### Records for this task

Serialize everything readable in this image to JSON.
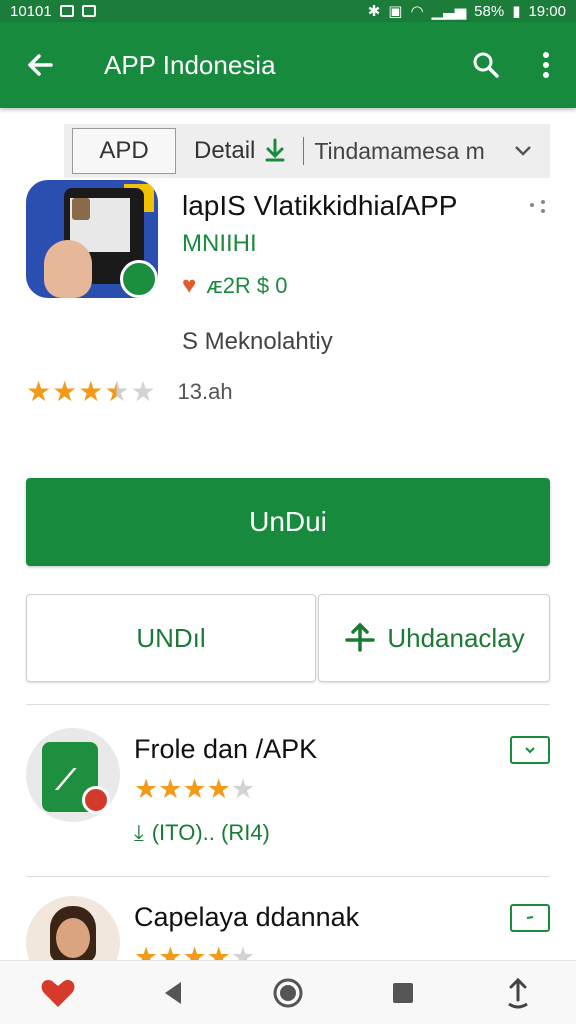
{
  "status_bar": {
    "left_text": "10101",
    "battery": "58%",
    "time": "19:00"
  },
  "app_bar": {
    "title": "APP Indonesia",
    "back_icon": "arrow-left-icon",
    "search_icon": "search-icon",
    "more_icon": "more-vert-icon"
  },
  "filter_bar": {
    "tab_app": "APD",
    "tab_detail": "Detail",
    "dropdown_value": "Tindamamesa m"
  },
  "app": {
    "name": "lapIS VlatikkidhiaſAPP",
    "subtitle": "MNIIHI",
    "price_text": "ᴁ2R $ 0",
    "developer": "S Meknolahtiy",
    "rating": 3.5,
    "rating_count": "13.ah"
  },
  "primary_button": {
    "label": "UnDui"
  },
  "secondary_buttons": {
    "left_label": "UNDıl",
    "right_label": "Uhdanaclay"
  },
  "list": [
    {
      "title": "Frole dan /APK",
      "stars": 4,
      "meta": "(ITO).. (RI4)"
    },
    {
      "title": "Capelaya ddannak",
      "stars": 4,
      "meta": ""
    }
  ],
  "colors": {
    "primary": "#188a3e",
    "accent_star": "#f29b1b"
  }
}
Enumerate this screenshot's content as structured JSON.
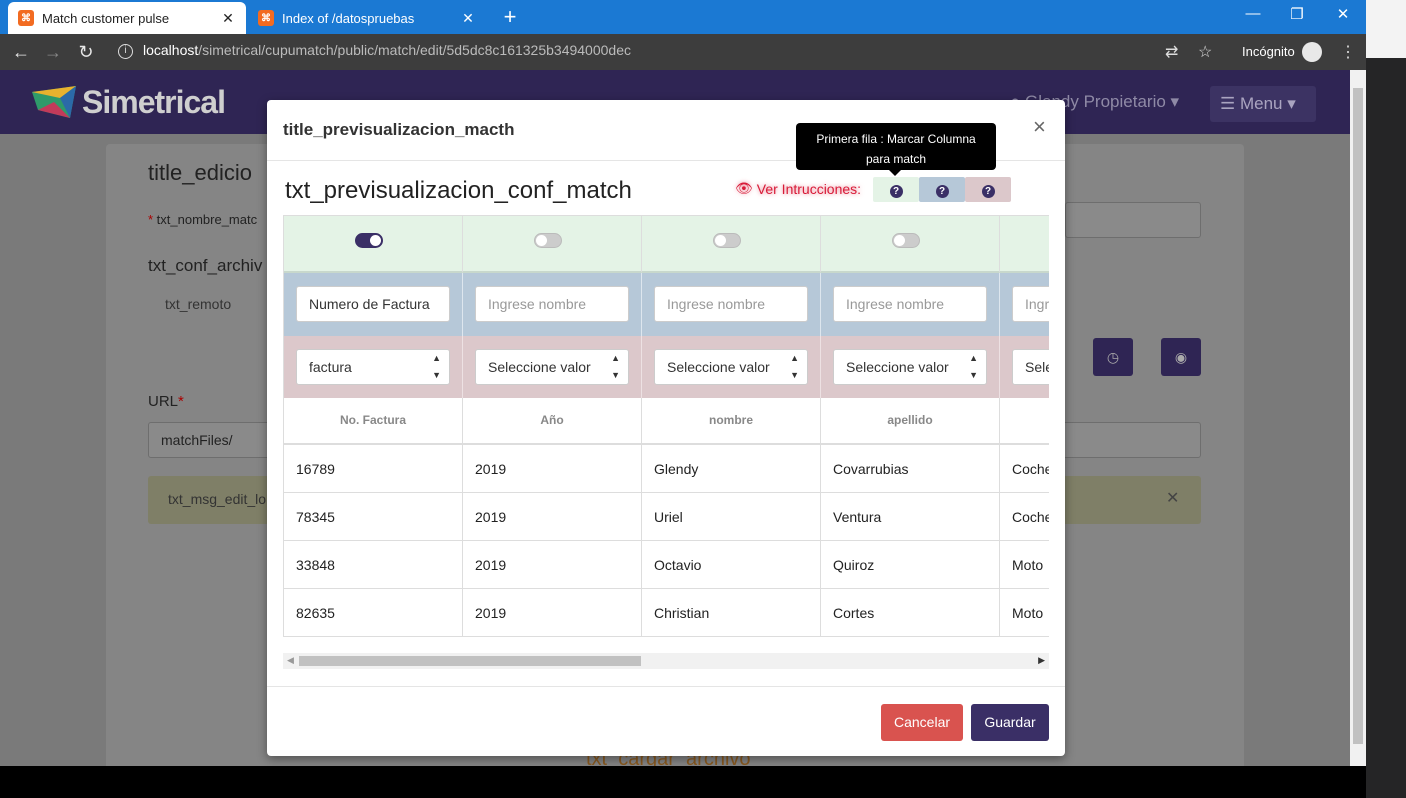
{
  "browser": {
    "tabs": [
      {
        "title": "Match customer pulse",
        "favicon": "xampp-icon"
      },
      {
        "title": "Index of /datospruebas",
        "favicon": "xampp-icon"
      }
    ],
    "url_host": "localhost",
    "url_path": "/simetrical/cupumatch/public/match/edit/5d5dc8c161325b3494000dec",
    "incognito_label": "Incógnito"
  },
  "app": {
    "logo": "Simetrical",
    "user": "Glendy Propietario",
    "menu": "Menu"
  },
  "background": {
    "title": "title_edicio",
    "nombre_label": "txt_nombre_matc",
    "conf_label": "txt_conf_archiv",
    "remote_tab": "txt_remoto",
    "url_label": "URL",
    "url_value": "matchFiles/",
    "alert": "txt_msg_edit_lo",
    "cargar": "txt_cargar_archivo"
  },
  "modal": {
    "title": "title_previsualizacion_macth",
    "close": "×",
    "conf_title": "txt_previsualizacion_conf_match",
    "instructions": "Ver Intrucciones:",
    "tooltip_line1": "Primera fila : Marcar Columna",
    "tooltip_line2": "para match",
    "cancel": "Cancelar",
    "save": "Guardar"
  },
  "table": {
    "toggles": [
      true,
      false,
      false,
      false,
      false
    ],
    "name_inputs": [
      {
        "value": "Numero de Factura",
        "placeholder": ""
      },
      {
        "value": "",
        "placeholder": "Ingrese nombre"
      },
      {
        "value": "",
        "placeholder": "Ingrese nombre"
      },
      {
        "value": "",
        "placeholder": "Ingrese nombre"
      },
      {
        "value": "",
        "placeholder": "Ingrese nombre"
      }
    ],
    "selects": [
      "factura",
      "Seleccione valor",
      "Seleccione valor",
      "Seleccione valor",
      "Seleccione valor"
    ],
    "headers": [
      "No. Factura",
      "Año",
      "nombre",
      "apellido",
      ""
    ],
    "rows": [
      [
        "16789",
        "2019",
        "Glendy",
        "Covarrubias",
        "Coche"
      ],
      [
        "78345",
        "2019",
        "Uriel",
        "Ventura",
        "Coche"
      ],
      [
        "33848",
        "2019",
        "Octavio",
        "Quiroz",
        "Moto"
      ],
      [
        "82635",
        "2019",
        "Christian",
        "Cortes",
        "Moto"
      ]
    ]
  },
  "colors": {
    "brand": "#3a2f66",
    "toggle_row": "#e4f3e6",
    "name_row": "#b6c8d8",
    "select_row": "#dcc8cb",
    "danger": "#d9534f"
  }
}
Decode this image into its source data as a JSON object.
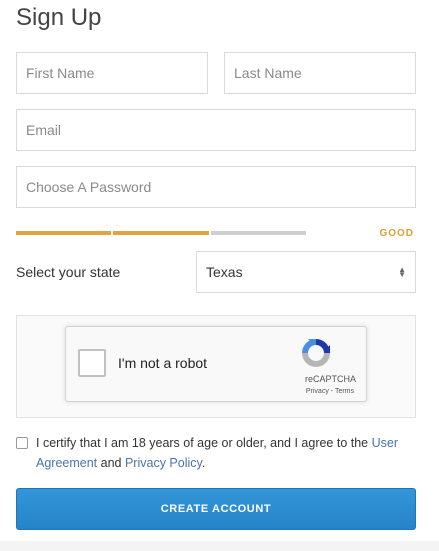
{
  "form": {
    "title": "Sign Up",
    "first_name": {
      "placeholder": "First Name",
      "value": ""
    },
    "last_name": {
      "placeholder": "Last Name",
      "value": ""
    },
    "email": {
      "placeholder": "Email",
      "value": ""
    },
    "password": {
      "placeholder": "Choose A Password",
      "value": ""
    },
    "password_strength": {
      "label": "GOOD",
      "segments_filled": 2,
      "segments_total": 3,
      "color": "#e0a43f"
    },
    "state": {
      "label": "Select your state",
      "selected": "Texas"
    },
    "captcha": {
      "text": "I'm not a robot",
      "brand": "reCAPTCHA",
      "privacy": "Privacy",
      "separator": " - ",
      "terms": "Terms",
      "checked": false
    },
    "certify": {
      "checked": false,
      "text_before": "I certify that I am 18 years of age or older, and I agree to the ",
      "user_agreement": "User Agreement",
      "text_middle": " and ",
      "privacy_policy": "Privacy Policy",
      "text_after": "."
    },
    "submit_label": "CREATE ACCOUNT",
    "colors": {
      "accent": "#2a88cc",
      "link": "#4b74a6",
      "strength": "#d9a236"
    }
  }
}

### Set task
Reproduce all of the material above word for word. Omit the pictures.

### Result
Serialize everything readable in this image to JSON.
{
  "status_bar": {
    "left_text": "10101",
    "battery": "58%",
    "time": "19:00"
  },
  "app_bar": {
    "title": "APP Indonesia",
    "back_icon": "arrow-left-icon",
    "search_icon": "search-icon",
    "more_icon": "more-vert-icon"
  },
  "filter_bar": {
    "tab_app": "APD",
    "tab_detail": "Detail",
    "dropdown_value": "Tindamamesa m"
  },
  "app": {
    "name": "lapIS VlatikkidhiaſAPP",
    "subtitle": "MNIIHI",
    "price_text": "ᴁ2R $ 0",
    "developer": "S Meknolahtiy",
    "rating": 3.5,
    "rating_count": "13.ah"
  },
  "primary_button": {
    "label": "UnDui"
  },
  "secondary_buttons": {
    "left_label": "UNDıl",
    "right_label": "Uhdanaclay"
  },
  "list": [
    {
      "title": "Frole dan /APK",
      "stars": 4,
      "meta": "(ITO).. (RI4)"
    },
    {
      "title": "Capelaya ddannak",
      "stars": 4,
      "meta": ""
    }
  ],
  "colors": {
    "primary": "#188a3e",
    "accent_star": "#f29b1b"
  }
}
Enumerate this screenshot's content as structured JSON.
{
  "browser": {
    "tabs": [
      {
        "title": "Match customer pulse",
        "favicon": "xampp-icon"
      },
      {
        "title": "Index of /datospruebas",
        "favicon": "xampp-icon"
      }
    ],
    "url_host": "localhost",
    "url_path": "/simetrical/cupumatch/public/match/edit/5d5dc8c161325b3494000dec",
    "incognito_label": "Incógnito"
  },
  "app": {
    "logo": "Simetrical",
    "user": "Glendy Propietario",
    "menu": "Menu"
  },
  "background": {
    "title": "title_edicio",
    "nombre_label": "txt_nombre_matc",
    "conf_label": "txt_conf_archiv",
    "remote_tab": "txt_remoto",
    "url_label": "URL",
    "url_value": "matchFiles/",
    "alert": "txt_msg_edit_lo",
    "cargar": "txt_cargar_archivo"
  },
  "modal": {
    "title": "title_previsualizacion_macth",
    "close": "×",
    "conf_title": "txt_previsualizacion_conf_match",
    "instructions": "Ver Intrucciones:",
    "tooltip_line1": "Primera fila : Marcar Columna",
    "tooltip_line2": "para match",
    "cancel": "Cancelar",
    "save": "Guardar"
  },
  "table": {
    "toggles": [
      true,
      false,
      false,
      false,
      false
    ],
    "name_inputs": [
      {
        "value": "Numero de Factura",
        "placeholder": ""
      },
      {
        "value": "",
        "placeholder": "Ingrese nombre"
      },
      {
        "value": "",
        "placeholder": "Ingrese nombre"
      },
      {
        "value": "",
        "placeholder": "Ingrese nombre"
      },
      {
        "value": "",
        "placeholder": "Ingrese nombre"
      }
    ],
    "selects": [
      "factura",
      "Seleccione valor",
      "Seleccione valor",
      "Seleccione valor",
      "Seleccione valor"
    ],
    "headers": [
      "No. Factura",
      "Año",
      "nombre",
      "apellido",
      ""
    ],
    "rows": [
      [
        "16789",
        "2019",
        "Glendy",
        "Covarrubias",
        "Coche"
      ],
      [
        "78345",
        "2019",
        "Uriel",
        "Ventura",
        "Coche"
      ],
      [
        "33848",
        "2019",
        "Octavio",
        "Quiroz",
        "Moto"
      ],
      [
        "82635",
        "2019",
        "Christian",
        "Cortes",
        "Moto"
      ]
    ]
  },
  "colors": {
    "brand": "#3a2f66",
    "toggle_row": "#e4f3e6",
    "name_row": "#b6c8d8",
    "select_row": "#dcc8cb",
    "danger": "#d9534f"
  }
}
Decode this image into its source data as a JSON object.
{
  "form": {
    "title": "Sign Up",
    "first_name": {
      "placeholder": "First Name",
      "value": ""
    },
    "last_name": {
      "placeholder": "Last Name",
      "value": ""
    },
    "email": {
      "placeholder": "Email",
      "value": ""
    },
    "password": {
      "placeholder": "Choose A Password",
      "value": ""
    },
    "password_strength": {
      "label": "GOOD",
      "segments_filled": 2,
      "segments_total": 3,
      "color": "#e0a43f"
    },
    "state": {
      "label": "Select your state",
      "selected": "Texas"
    },
    "captcha": {
      "text": "I'm not a robot",
      "brand": "reCAPTCHA",
      "privacy": "Privacy",
      "separator": " - ",
      "terms": "Terms",
      "checked": false
    },
    "certify": {
      "checked": false,
      "text_before": "I certify that I am 18 years of age or older, and I agree to the ",
      "user_agreement": "User Agreement",
      "text_middle": " and ",
      "privacy_policy": "Privacy Policy",
      "text_after": "."
    },
    "submit_label": "CREATE ACCOUNT",
    "colors": {
      "accent": "#2a88cc",
      "link": "#4b74a6",
      "strength": "#d9a236"
    }
  }
}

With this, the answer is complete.